EXERCISE DETAILS
Repeat each line word for word.

DATASET ROWS
────────

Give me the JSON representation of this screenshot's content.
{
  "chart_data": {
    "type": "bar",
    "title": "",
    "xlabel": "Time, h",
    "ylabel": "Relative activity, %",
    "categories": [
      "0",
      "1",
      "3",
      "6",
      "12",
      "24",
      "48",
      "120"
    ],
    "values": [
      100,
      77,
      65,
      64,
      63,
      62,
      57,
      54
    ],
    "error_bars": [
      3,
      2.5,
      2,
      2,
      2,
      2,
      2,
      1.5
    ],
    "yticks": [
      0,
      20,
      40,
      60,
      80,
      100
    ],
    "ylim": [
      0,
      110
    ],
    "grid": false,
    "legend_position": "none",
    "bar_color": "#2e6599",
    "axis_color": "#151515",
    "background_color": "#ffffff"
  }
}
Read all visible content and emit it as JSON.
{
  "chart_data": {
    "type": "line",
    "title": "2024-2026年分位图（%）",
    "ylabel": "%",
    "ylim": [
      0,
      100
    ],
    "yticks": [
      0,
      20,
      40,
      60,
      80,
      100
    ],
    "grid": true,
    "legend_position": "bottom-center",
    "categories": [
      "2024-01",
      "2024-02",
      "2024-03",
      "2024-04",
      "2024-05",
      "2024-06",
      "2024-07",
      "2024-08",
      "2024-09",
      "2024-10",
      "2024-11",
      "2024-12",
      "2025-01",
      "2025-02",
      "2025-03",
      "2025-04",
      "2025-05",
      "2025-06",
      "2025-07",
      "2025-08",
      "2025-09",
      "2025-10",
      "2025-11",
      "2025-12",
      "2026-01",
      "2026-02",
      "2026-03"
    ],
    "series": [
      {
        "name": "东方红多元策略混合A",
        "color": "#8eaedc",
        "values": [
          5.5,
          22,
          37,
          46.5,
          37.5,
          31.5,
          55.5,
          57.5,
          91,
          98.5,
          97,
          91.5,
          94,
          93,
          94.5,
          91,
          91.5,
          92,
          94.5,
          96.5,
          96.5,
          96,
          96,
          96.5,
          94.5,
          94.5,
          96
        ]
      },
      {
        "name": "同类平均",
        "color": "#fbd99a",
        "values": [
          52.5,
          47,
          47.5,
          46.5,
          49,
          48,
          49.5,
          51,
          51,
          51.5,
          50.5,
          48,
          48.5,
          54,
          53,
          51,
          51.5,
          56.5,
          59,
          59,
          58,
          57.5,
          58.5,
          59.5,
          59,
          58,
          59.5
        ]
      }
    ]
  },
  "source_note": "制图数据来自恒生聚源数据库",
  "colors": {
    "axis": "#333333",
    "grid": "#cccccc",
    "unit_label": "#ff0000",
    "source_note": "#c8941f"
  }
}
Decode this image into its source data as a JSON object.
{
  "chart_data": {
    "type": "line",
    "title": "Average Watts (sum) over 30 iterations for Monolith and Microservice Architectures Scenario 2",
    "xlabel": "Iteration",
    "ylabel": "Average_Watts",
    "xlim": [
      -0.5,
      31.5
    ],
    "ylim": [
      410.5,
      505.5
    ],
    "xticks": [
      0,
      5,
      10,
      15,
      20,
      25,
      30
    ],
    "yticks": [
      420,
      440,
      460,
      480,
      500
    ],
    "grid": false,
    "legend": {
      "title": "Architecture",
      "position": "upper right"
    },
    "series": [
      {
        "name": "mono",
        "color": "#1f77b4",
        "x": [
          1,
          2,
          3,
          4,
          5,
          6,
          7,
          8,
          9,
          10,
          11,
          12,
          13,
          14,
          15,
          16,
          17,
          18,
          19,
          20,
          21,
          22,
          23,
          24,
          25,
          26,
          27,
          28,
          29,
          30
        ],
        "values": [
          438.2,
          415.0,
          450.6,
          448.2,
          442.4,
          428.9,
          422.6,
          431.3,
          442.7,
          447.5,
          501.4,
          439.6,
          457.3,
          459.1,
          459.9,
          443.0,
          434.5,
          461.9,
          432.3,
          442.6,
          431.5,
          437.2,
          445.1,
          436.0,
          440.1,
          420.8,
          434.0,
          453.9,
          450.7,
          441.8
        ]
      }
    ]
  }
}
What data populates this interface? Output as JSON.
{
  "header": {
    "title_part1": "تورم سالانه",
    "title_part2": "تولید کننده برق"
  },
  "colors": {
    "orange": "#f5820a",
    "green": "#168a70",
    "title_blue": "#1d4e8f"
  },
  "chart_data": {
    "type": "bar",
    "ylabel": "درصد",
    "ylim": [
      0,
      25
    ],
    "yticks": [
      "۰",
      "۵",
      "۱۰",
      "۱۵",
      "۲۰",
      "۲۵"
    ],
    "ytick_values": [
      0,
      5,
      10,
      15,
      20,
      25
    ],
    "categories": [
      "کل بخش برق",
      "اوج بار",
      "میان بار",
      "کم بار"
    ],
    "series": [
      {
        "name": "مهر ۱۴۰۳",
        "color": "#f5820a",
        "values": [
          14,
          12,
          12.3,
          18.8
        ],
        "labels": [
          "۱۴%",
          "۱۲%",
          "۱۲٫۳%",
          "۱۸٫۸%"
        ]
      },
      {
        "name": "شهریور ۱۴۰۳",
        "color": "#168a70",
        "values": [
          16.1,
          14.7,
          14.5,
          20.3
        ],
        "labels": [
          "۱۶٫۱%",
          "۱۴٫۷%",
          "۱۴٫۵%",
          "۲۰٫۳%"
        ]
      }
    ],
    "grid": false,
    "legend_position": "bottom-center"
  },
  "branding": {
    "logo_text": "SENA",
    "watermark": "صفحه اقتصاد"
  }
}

────────

EXERCISE SOLUTION
Give me the JSON representation of this screenshot's content.
{
  "chart_data": {
    "type": "bar",
    "title": "",
    "xlabel": "Time, h",
    "ylabel": "Relative activity, %",
    "categories": [
      "0",
      "1",
      "3",
      "6",
      "12",
      "24",
      "48",
      "120"
    ],
    "values": [
      100,
      77,
      65,
      64,
      63,
      62,
      57,
      54
    ],
    "error_bars": [
      3,
      2.5,
      2,
      2,
      2,
      2,
      2,
      1.5
    ],
    "yticks": [
      0,
      20,
      40,
      60,
      80,
      100
    ],
    "ylim": [
      0,
      110
    ],
    "grid": false,
    "legend_position": "none",
    "bar_color": "#2e6599",
    "axis_color": "#151515",
    "background_color": "#ffffff"
  }
}
Read all visible content and emit it as JSON.
{
  "chart_data": {
    "type": "line",
    "title": "2024-2026年分位图（%）",
    "ylabel": "%",
    "ylim": [
      0,
      100
    ],
    "yticks": [
      0,
      20,
      40,
      60,
      80,
      100
    ],
    "grid": true,
    "legend_position": "bottom-center",
    "categories": [
      "2024-01",
      "2024-02",
      "2024-03",
      "2024-04",
      "2024-05",
      "2024-06",
      "2024-07",
      "2024-08",
      "2024-09",
      "2024-10",
      "2024-11",
      "2024-12",
      "2025-01",
      "2025-02",
      "2025-03",
      "2025-04",
      "2025-05",
      "2025-06",
      "2025-07",
      "2025-08",
      "2025-09",
      "2025-10",
      "2025-11",
      "2025-12",
      "2026-01",
      "2026-02",
      "2026-03"
    ],
    "series": [
      {
        "name": "东方红多元策略混合A",
        "color": "#8eaedc",
        "values": [
          5.5,
          22,
          37,
          46.5,
          37.5,
          31.5,
          55.5,
          57.5,
          91,
          98.5,
          97,
          91.5,
          94,
          93,
          94.5,
          91,
          91.5,
          92,
          94.5,
          96.5,
          96.5,
          96,
          96,
          96.5,
          94.5,
          94.5,
          96
        ]
      },
      {
        "name": "同类平均",
        "color": "#fbd99a",
        "values": [
          52.5,
          47,
          47.5,
          46.5,
          49,
          48,
          49.5,
          51,
          51,
          51.5,
          50.5,
          48,
          48.5,
          54,
          53,
          51,
          51.5,
          56.5,
          59,
          59,
          58,
          57.5,
          58.5,
          59.5,
          59,
          58,
          59.5
        ]
      }
    ]
  },
  "source_note": "制图数据来自恒生聚源数据库",
  "colors": {
    "axis": "#333333",
    "grid": "#cccccc",
    "unit_label": "#ff0000",
    "source_note": "#c8941f"
  }
}
Decode this image into its source data as a JSON object.
{
  "chart_data": {
    "type": "line",
    "title": "Average Watts (sum) over 30 iterations for Monolith and Microservice Architectures Scenario 2",
    "xlabel": "Iteration",
    "ylabel": "Average_Watts",
    "xlim": [
      -0.5,
      31.5
    ],
    "ylim": [
      410.5,
      505.5
    ],
    "xticks": [
      0,
      5,
      10,
      15,
      20,
      25,
      30
    ],
    "yticks": [
      420,
      440,
      460,
      480,
      500
    ],
    "grid": false,
    "legend": {
      "title": "Architecture",
      "position": "upper right"
    },
    "series": [
      {
        "name": "mono",
        "color": "#1f77b4",
        "x": [
          1,
          2,
          3,
          4,
          5,
          6,
          7,
          8,
          9,
          10,
          11,
          12,
          13,
          14,
          15,
          16,
          17,
          18,
          19,
          20,
          21,
          22,
          23,
          24,
          25,
          26,
          27,
          28,
          29,
          30
        ],
        "values": [
          438.2,
          415.0,
          450.6,
          448.2,
          442.4,
          428.9,
          422.6,
          431.3,
          442.7,
          447.5,
          501.4,
          439.6,
          457.3,
          459.1,
          459.9,
          443.0,
          434.5,
          461.9,
          432.3,
          442.6,
          431.5,
          437.2,
          445.1,
          436.0,
          440.1,
          420.8,
          434.0,
          453.9,
          450.7,
          441.8
        ]
      }
    ]
  }
}
What data populates this interface? Output as JSON.
{
  "header": {
    "title_part1": "تورم سالانه",
    "title_part2": "تولید کننده برق"
  },
  "colors": {
    "orange": "#f5820a",
    "green": "#168a70",
    "title_blue": "#1d4e8f"
  },
  "chart_data": {
    "type": "bar",
    "ylabel": "درصد",
    "ylim": [
      0,
      25
    ],
    "yticks": [
      "۰",
      "۵",
      "۱۰",
      "۱۵",
      "۲۰",
      "۲۵"
    ],
    "ytick_values": [
      0,
      5,
      10,
      15,
      20,
      25
    ],
    "categories": [
      "کل بخش برق",
      "اوج بار",
      "میان بار",
      "کم بار"
    ],
    "series": [
      {
        "name": "مهر ۱۴۰۳",
        "color": "#f5820a",
        "values": [
          14,
          12,
          12.3,
          18.8
        ],
        "labels": [
          "۱۴%",
          "۱۲%",
          "۱۲٫۳%",
          "۱۸٫۸%"
        ]
      },
      {
        "name": "شهریور ۱۴۰۳",
        "color": "#168a70",
        "values": [
          16.1,
          14.7,
          14.5,
          20.3
        ],
        "labels": [
          "۱۶٫۱%",
          "۱۴٫۷%",
          "۱۴٫۵%",
          "۲۰٫۳%"
        ]
      }
    ],
    "grid": false,
    "legend_position": "bottom-center"
  },
  "branding": {
    "logo_text": "SENA",
    "watermark": "صفحه اقتصاد"
  }
}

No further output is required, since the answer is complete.